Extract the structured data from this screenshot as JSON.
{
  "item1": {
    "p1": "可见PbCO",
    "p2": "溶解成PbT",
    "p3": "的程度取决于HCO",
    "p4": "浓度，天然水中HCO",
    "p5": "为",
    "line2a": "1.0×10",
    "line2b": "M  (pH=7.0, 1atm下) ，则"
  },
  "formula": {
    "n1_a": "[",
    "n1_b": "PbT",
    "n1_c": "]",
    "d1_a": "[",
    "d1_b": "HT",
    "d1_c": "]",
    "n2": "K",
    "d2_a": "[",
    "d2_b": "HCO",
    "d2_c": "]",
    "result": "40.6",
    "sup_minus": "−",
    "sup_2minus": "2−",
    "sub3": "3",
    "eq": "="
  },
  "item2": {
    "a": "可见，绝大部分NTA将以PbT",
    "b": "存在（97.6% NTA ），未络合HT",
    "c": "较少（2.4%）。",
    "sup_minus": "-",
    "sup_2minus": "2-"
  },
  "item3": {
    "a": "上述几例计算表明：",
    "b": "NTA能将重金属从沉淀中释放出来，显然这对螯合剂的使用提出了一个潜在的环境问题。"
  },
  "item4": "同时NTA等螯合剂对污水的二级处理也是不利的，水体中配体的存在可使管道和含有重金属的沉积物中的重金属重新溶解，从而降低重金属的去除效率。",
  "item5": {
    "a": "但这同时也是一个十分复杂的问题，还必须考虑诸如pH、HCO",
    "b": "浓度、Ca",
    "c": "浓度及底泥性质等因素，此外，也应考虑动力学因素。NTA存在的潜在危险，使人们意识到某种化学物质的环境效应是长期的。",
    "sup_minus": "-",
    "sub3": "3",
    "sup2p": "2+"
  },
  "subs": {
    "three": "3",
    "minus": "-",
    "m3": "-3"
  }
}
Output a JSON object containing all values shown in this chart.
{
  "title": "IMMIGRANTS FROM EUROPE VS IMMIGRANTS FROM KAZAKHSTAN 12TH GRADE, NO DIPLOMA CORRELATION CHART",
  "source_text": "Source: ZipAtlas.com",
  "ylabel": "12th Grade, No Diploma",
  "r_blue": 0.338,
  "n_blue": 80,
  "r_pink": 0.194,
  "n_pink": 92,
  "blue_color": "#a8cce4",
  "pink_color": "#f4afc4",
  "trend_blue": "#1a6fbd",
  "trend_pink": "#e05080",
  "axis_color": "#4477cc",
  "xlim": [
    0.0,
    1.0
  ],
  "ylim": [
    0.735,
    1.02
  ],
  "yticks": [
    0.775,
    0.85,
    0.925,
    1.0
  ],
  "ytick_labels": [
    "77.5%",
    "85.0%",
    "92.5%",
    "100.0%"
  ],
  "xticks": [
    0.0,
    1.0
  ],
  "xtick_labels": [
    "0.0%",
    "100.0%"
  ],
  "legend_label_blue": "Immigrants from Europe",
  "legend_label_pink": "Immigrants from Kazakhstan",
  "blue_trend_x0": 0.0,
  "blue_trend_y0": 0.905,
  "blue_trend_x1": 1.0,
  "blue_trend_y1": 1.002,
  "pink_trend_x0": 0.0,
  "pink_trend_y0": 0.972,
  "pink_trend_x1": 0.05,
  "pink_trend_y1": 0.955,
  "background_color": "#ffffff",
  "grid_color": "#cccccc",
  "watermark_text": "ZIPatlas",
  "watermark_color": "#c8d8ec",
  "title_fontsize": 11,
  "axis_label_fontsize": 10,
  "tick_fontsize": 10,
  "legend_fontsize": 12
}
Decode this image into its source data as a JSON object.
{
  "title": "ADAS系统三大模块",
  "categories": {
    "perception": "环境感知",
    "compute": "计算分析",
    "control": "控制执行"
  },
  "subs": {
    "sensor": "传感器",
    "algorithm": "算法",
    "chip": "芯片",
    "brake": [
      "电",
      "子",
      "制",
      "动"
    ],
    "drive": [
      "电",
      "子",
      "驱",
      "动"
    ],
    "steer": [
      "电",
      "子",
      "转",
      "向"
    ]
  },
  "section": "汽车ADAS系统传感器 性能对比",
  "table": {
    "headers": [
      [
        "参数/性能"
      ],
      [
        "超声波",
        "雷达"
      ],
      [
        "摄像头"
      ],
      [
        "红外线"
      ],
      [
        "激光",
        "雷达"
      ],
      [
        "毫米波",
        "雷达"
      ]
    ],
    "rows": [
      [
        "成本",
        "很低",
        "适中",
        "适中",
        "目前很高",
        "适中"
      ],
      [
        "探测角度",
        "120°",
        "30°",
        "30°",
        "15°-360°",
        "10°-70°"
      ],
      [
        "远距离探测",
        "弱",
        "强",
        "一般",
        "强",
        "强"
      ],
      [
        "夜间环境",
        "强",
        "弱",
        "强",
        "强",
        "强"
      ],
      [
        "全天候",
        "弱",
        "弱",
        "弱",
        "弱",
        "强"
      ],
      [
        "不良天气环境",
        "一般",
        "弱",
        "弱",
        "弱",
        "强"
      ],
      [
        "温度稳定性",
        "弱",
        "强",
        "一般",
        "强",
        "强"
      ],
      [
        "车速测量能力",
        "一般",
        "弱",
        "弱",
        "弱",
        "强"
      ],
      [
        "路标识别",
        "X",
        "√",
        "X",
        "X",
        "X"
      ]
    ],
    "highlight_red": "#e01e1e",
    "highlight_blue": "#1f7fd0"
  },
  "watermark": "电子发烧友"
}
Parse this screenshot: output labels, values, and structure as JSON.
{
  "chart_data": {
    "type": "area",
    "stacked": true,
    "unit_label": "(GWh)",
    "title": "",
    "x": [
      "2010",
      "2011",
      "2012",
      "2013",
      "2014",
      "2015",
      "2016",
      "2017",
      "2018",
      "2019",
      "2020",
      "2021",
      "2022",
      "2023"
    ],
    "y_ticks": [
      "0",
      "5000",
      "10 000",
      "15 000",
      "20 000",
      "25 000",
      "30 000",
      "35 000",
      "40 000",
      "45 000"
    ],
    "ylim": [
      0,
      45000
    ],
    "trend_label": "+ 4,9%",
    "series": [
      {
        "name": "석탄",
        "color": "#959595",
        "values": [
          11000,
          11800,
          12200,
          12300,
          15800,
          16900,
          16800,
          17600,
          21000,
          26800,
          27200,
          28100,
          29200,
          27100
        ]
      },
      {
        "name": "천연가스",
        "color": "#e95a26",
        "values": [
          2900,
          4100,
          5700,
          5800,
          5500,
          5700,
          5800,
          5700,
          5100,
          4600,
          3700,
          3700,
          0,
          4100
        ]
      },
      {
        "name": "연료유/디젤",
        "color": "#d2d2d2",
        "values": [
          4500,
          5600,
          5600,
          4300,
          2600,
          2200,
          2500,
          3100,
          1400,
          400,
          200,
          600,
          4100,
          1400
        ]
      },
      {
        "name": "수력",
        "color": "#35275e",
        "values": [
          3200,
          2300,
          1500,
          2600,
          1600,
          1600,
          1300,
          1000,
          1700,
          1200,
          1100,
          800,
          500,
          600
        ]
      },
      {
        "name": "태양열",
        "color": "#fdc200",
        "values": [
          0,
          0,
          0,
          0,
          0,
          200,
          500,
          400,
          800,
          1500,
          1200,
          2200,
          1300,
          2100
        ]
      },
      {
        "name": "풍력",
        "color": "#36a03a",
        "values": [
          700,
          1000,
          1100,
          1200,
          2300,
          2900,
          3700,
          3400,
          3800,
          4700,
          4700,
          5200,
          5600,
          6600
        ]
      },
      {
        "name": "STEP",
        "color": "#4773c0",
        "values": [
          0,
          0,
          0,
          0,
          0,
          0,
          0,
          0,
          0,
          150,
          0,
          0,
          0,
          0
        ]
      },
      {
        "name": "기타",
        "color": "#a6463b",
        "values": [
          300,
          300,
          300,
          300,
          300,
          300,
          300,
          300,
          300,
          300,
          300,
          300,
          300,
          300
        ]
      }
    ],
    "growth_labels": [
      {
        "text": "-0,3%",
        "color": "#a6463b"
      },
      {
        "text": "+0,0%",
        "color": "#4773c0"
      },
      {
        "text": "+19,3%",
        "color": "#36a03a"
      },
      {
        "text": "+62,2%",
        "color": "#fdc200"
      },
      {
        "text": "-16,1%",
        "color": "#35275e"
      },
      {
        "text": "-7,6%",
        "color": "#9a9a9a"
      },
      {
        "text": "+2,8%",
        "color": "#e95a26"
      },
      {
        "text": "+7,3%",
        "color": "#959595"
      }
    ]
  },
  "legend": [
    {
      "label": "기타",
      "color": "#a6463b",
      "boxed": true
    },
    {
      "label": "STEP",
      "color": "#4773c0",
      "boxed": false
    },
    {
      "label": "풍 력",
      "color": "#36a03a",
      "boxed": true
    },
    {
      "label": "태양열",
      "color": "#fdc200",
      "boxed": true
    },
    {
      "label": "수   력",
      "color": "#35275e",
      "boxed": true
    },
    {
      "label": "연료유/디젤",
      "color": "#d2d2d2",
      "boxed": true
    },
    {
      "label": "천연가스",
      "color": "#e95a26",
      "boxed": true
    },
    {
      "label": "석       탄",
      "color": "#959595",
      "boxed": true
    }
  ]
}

___

Task directions:
Using the material above, gather every line that includes "screenshot".

Result of the task:
Extract the structured data from this screenshot as JSON.
Parse this screenshot: output labels, values, and structure as JSON.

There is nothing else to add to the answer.